┏━━

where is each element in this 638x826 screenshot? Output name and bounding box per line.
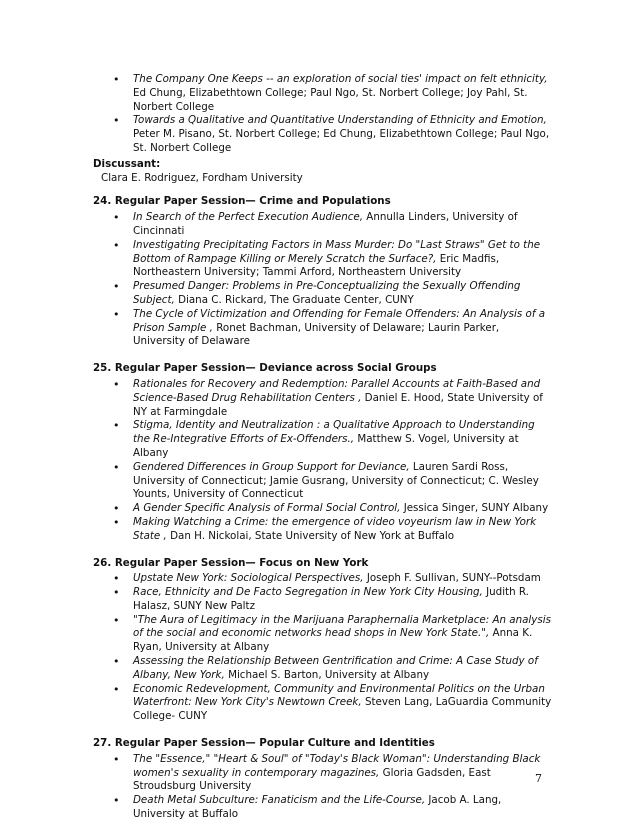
paper-authors: Anna K. Ryan, University at Albany — [133, 627, 533, 654]
paper-title: Investigating Precipitating Factors in Mass Murder: Do "Last Straws" Get to the Bottom of Rampage Killing or Merely Scratch the Surface?, — [133, 238, 541, 265]
list-item — [107, 378, 553, 419]
paper-authors: Jacob A. Lang, University at Buffalo — [133, 794, 502, 821]
paper-authors: Gloria Gadsden, East Stroudsburg University — [133, 766, 491, 793]
list-item — [107, 114, 553, 155]
list-item — [107, 211, 553, 239]
paper-authors: Peter M. Pisano, St. Norbert College; Ed Chung, Elizabethtown College; Paul Ngo, St. Norbert College — [133, 128, 550, 154]
list-item — [107, 239, 553, 280]
program-listing — [93, 73, 553, 822]
paper-title: In Search of the Perfect Execution Audience, — [133, 211, 364, 224]
paper-title: Economic Redevelopment, Community and Environmental Politics on the Urban Waterfront: New York City's Newtown Creek, — [133, 682, 545, 709]
session-heading: 27. Regular Paper Session— Popular Culture and Identities — [93, 737, 435, 750]
paper-title: Making Watching a Crime: the emergence of video voyeurism law in New York State , — [133, 515, 537, 542]
list-item — [107, 280, 553, 308]
session-paper-list — [93, 378, 553, 544]
session-paper-list — [93, 572, 553, 724]
list-item — [107, 502, 553, 516]
paper-authors: Steven Lang, LaGuardia Community College- CUNY — [133, 696, 552, 723]
discussant-name: Clara E. Rodriguez, Fordham University — [101, 171, 303, 184]
paper-title: The "Essence," "Heart & Soul" of "Today's Black Woman": Understanding Black women's sexuality in contemporary magazines, — [133, 752, 541, 779]
paper-title: Death Metal Subculture: Fanaticism and the Life-Course, — [133, 794, 426, 807]
list-item — [107, 614, 553, 655]
paper-title: The Company One Keeps -- an exploration of social ties' impact on felt ethnicity, — [133, 73, 548, 85]
paper-authors: Ronet Bachman, University of Delaware; Laurin Parker, University of Delaware — [133, 321, 500, 348]
list-item — [107, 753, 553, 794]
paper-authors: Lauren Sardi Ross, University of Connecticut; Jamie Gusrang, University of Connecticut; C. Wesley Younts, University of Connecticut — [133, 460, 539, 501]
paper-title: Rationales for Recovery and Redemption: Parallel Accounts at Faith-Based and Science-Based Drug Rehabilitation Centers , — [133, 377, 541, 404]
list-item — [107, 73, 553, 114]
paper-authors: Daniel E. Hood, State University of NY at Farmingdale — [133, 391, 543, 418]
paper-title: Upstate New York: Sociological Perspectives, — [133, 572, 364, 585]
session-heading: 24. Regular Paper Session— Crime and Populations — [93, 195, 391, 208]
paper-authors: Annulla Linders, University of Cincinnati — [133, 211, 518, 237]
paper-title: The Cycle of Victimization and Offending for Female Offenders: An Analysis of a Prison Sample , — [133, 307, 546, 334]
paper-title: Race, Ethnicity and De Facto Segregation in New York City Housing, — [133, 586, 483, 599]
paper-authors: Eric Madfis, Northeastern University; Tammi Arford, Northeastern University — [133, 252, 500, 279]
paper-title: Towards a Qualitative and Quantitative Understanding of Ethnicity and Emotion, — [133, 114, 547, 127]
paper-authors: Judith R. Halasz, SUNY New Paltz — [133, 586, 529, 612]
list-item — [107, 572, 553, 586]
session-heading: 26. Regular Paper Session— Focus on New York — [93, 556, 369, 569]
list-item — [107, 461, 553, 502]
paper-title: Presumed Danger: Problems in Pre-Conceptualizing the Sexually Offending Subject, — [133, 280, 521, 306]
paper-title: Assessing the Relationship Between Gentrification and Crime: A Case Study of Albany, New York, — [133, 655, 538, 681]
session-heading: 25. Regular Paper Session— Deviance across Social Groups — [93, 362, 437, 375]
paper-authors: Michael S. Barton, University at Albany — [228, 668, 430, 681]
list-item — [107, 794, 553, 822]
paper-authors: Dan H. Nickolai, State University of New York at Buffalo — [170, 529, 455, 542]
paper-title: A Gender Specific Analysis of Formal Social Control, — [133, 502, 401, 515]
list-item — [107, 308, 553, 349]
paper-authors: Diana C. Rickard, The Graduate Center, CUNY — [178, 293, 414, 306]
intro-paper-list — [93, 73, 553, 156]
list-item — [107, 655, 553, 683]
list-item — [107, 683, 553, 724]
list-item — [107, 586, 553, 614]
page-number: 7 — [535, 772, 542, 785]
session-paper-list — [93, 753, 553, 822]
list-item — [107, 419, 553, 460]
paper-title: Stigma, Identity and Neutralization : a Qualitative Approach to Understanding the Re-Integrative Efforts of Ex-Offenders., — [133, 419, 535, 446]
list-item — [107, 516, 553, 544]
paper-authors: Joseph F. Sullivan, SUNY--Potsdam — [366, 572, 541, 585]
paper-authors: Jessica Singer, SUNY Albany — [403, 502, 549, 515]
paper-title: "The Aura of Legitimacy in the Marijuana Paraphernalia Marketplace: An analysis of the social and economic networks head shops in New York State.", — [133, 613, 551, 640]
discussant-label: Discussant: — [93, 157, 161, 170]
session-paper-list — [93, 211, 553, 349]
paper-authors: Ed Chung, Elizabethtown College; Paul Ngo, St. Norbert College; Joy Pahl, St. Norbert College — [133, 86, 528, 113]
paper-title: Gendered Differences in Group Support for Deviance, — [133, 460, 410, 473]
paper-authors: Matthew S. Vogel, University at Albany — [133, 433, 519, 459]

┗━━

__Task brief__: Can you copy every item above line for line, without changing anything, and leave the pictures out?

__Full answer__:
where is each element in this 638x826 screenshot? Output name and bounding box per line.
paper-authors: Anna K. Ryan, University at Albany — [133, 627, 533, 654]
paper-title: Investigating Precipitating Factors in Mass Murder: Do "Last Straws" Get to the Bottom of Rampage Killing or Merely Scratch the Surface?, — [133, 238, 541, 265]
list-item — [107, 378, 553, 419]
paper-authors: Jacob A. Lang, University at Buffalo — [133, 794, 502, 821]
paper-authors: Gloria Gadsden, East Stroudsburg University — [133, 766, 491, 793]
list-item — [107, 114, 553, 155]
list-item — [107, 211, 553, 239]
paper-authors: Peter M. Pisano, St. Norbert College; Ed Chung, Elizabethtown College; Paul Ngo, St. Norbert College — [133, 128, 550, 154]
list-item — [107, 239, 553, 280]
program-listing — [93, 73, 553, 822]
paper-title: In Search of the Perfect Execution Audience, — [133, 211, 364, 224]
paper-title: Economic Redevelopment, Community and Environmental Politics on the Urban Waterfront: New York City's Newtown Creek, — [133, 682, 545, 709]
session-heading: 27. Regular Paper Session— Popular Culture and Identities — [93, 737, 435, 750]
paper-title: Making Watching a Crime: the emergence of video voyeurism law in New York State , — [133, 515, 537, 542]
list-item — [107, 280, 553, 308]
session-paper-list — [93, 378, 553, 544]
session-paper-list — [93, 572, 553, 724]
list-item — [107, 502, 553, 516]
paper-authors: Steven Lang, LaGuardia Community College- CUNY — [133, 696, 552, 723]
discussant-name: Clara E. Rodriguez, Fordham University — [101, 171, 303, 184]
paper-title: The "Essence," "Heart & Soul" of "Today's Black Woman": Understanding Black women's sexuality in contemporary magazines, — [133, 752, 541, 779]
paper-title: Death Metal Subculture: Fanaticism and the Life-Course, — [133, 794, 426, 807]
list-item — [107, 614, 553, 655]
paper-title: The Company One Keeps -- an exploration of social ties' impact on felt ethnicity, — [133, 73, 548, 85]
paper-authors: Ronet Bachman, University of Delaware; Laurin Parker, University of Delaware — [133, 321, 500, 348]
list-item — [107, 753, 553, 794]
paper-authors: Lauren Sardi Ross, University of Connecticut; Jamie Gusrang, University of Connecticut; C. Wesley Younts, University of Connecticut — [133, 460, 539, 501]
paper-title: Rationales for Recovery and Redemption: Parallel Accounts at Faith-Based and Science-Based Drug Rehabilitation Centers , — [133, 377, 541, 404]
list-item — [107, 73, 553, 114]
paper-authors: Daniel E. Hood, State University of NY at Farmingdale — [133, 391, 543, 418]
paper-title: Upstate New York: Sociological Perspectives, — [133, 572, 364, 585]
session-heading: 24. Regular Paper Session— Crime and Populations — [93, 195, 391, 208]
paper-authors: Annulla Linders, University of Cincinnati — [133, 211, 518, 237]
paper-title: The Cycle of Victimization and Offending for Female Offenders: An Analysis of a Prison Sample , — [133, 307, 546, 334]
paper-title: Race, Ethnicity and De Facto Segregation in New York City Housing, — [133, 586, 483, 599]
paper-authors: Eric Madfis, Northeastern University; Tammi Arford, Northeastern University — [133, 252, 500, 279]
paper-title: Towards a Qualitative and Quantitative Understanding of Ethnicity and Emotion, — [133, 114, 547, 127]
paper-authors: Judith R. Halasz, SUNY New Paltz — [133, 586, 529, 612]
list-item — [107, 572, 553, 586]
session-heading: 26. Regular Paper Session— Focus on New York — [93, 556, 369, 569]
list-item — [107, 461, 553, 502]
paper-title: Presumed Danger: Problems in Pre-Conceptualizing the Sexually Offending Subject, — [133, 280, 521, 306]
paper-title: Assessing the Relationship Between Gentrification and Crime: A Case Study of Albany, New York, — [133, 655, 538, 681]
session-heading: 25. Regular Paper Session— Deviance across Social Groups — [93, 362, 437, 375]
paper-authors: Michael S. Barton, University at Albany — [228, 668, 430, 681]
list-item — [107, 794, 553, 822]
paper-authors: Dan H. Nickolai, State University of New York at Buffalo — [170, 529, 455, 542]
paper-title: A Gender Specific Analysis of Formal Social Control, — [133, 502, 401, 515]
list-item — [107, 308, 553, 349]
paper-authors: Diana C. Rickard, The Graduate Center, CUNY — [178, 293, 414, 306]
intro-paper-list — [93, 73, 553, 156]
list-item — [107, 655, 553, 683]
list-item — [107, 683, 553, 724]
list-item — [107, 586, 553, 614]
page-number: 7 — [535, 772, 542, 785]
session-paper-list — [93, 753, 553, 822]
list-item — [107, 419, 553, 460]
paper-title: Stigma, Identity and Neutralization : a Qualitative Approach to Understanding the Re-Integrative Efforts of Ex-Offenders., — [133, 419, 535, 446]
list-item — [107, 516, 553, 544]
paper-authors: Joseph F. Sullivan, SUNY--Potsdam — [366, 572, 541, 585]
paper-authors: Jessica Singer, SUNY Albany — [403, 502, 549, 515]
paper-title: "The Aura of Legitimacy in the Marijuana Paraphernalia Marketplace: An analysis of the social and economic networks head shops in New York State.", — [133, 613, 551, 640]
discussant-label: Discussant: — [93, 157, 161, 170]
session-paper-list — [93, 211, 553, 349]
paper-authors: Ed Chung, Elizabethtown College; Paul Ngo, St. Norbert College; Joy Pahl, St. Norbert College — [133, 86, 528, 113]
paper-title: Gendered Differences in Group Support for Deviance, — [133, 460, 410, 473]
paper-authors: Matthew S. Vogel, University at Albany — [133, 433, 519, 459]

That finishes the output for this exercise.